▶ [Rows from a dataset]
+===+

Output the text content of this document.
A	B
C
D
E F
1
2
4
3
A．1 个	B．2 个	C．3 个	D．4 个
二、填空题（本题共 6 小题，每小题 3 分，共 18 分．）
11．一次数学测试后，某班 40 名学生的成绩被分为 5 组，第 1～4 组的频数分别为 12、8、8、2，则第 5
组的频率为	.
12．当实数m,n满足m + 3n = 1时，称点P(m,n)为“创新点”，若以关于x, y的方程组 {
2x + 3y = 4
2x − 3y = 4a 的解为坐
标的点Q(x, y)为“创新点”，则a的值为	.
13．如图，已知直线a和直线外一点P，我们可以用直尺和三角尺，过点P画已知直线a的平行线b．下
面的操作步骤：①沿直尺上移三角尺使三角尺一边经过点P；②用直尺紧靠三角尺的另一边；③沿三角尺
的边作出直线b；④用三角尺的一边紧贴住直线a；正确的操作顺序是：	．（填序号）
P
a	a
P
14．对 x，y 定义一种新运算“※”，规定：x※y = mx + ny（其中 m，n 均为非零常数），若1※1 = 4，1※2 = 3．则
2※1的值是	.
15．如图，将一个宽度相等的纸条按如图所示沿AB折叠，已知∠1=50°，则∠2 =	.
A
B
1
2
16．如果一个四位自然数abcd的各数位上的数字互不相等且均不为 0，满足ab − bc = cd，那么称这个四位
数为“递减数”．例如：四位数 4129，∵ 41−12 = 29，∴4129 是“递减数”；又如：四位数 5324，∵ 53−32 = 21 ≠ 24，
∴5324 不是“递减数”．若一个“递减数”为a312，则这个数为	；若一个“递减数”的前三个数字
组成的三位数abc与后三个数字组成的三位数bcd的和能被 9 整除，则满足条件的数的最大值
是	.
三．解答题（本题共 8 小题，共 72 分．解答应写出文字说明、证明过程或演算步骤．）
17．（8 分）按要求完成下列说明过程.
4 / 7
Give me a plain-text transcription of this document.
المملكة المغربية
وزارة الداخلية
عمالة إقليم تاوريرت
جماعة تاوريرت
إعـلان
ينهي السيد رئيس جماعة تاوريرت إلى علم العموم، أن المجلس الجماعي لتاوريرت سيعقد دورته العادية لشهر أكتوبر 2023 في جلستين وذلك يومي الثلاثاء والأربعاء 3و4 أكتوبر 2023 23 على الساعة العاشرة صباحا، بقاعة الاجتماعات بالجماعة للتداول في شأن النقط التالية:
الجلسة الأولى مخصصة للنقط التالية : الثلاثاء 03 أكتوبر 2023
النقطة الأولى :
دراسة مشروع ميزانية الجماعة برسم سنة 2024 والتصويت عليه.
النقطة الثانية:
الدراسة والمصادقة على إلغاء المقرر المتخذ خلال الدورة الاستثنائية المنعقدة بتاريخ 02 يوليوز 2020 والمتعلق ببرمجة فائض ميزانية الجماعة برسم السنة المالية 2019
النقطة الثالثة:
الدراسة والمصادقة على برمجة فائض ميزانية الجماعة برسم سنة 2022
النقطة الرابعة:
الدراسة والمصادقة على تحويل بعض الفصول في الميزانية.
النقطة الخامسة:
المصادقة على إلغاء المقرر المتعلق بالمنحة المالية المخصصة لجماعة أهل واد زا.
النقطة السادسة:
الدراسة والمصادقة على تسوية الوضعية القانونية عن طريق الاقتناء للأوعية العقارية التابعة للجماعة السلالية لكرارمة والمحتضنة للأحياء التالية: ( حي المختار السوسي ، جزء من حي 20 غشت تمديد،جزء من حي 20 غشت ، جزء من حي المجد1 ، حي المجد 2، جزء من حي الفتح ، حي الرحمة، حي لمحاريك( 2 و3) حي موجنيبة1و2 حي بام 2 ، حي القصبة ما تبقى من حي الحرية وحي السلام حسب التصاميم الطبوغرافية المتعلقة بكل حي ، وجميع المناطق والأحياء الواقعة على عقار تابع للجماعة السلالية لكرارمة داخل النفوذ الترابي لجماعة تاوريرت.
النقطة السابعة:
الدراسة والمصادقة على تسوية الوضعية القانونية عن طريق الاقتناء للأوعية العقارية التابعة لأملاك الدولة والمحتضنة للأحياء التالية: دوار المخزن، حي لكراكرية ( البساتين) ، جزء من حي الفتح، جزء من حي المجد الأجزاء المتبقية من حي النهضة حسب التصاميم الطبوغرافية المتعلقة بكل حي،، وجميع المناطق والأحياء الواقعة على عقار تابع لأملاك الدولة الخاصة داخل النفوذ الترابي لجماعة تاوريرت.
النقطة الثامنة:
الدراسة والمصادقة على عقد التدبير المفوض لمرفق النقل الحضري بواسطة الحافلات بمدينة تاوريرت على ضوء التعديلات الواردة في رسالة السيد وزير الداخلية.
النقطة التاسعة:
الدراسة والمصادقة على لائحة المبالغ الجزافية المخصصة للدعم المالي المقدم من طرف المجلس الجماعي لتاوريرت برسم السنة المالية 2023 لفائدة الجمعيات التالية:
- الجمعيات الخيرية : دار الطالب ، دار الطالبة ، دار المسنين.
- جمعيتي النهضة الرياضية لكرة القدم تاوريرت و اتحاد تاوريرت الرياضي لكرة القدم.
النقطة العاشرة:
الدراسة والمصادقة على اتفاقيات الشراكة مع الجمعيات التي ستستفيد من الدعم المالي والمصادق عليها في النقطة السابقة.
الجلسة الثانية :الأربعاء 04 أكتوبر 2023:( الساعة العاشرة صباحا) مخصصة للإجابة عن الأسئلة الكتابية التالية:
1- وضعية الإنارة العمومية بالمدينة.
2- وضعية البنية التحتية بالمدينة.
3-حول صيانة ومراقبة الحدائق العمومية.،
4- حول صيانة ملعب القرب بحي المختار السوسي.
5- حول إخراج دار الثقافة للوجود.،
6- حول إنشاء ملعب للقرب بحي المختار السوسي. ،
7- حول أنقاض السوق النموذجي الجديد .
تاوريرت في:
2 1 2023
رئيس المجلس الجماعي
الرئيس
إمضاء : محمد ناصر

+===+

▶ [What the task asks]
Find each line in the records holding the string "العمومية" and show it.

▶ [Solution to the exercise]
1- وضعية الإنارة العمومية بالمدينة.
3-حول صيانة ومراقبة الحدائق العمومية.،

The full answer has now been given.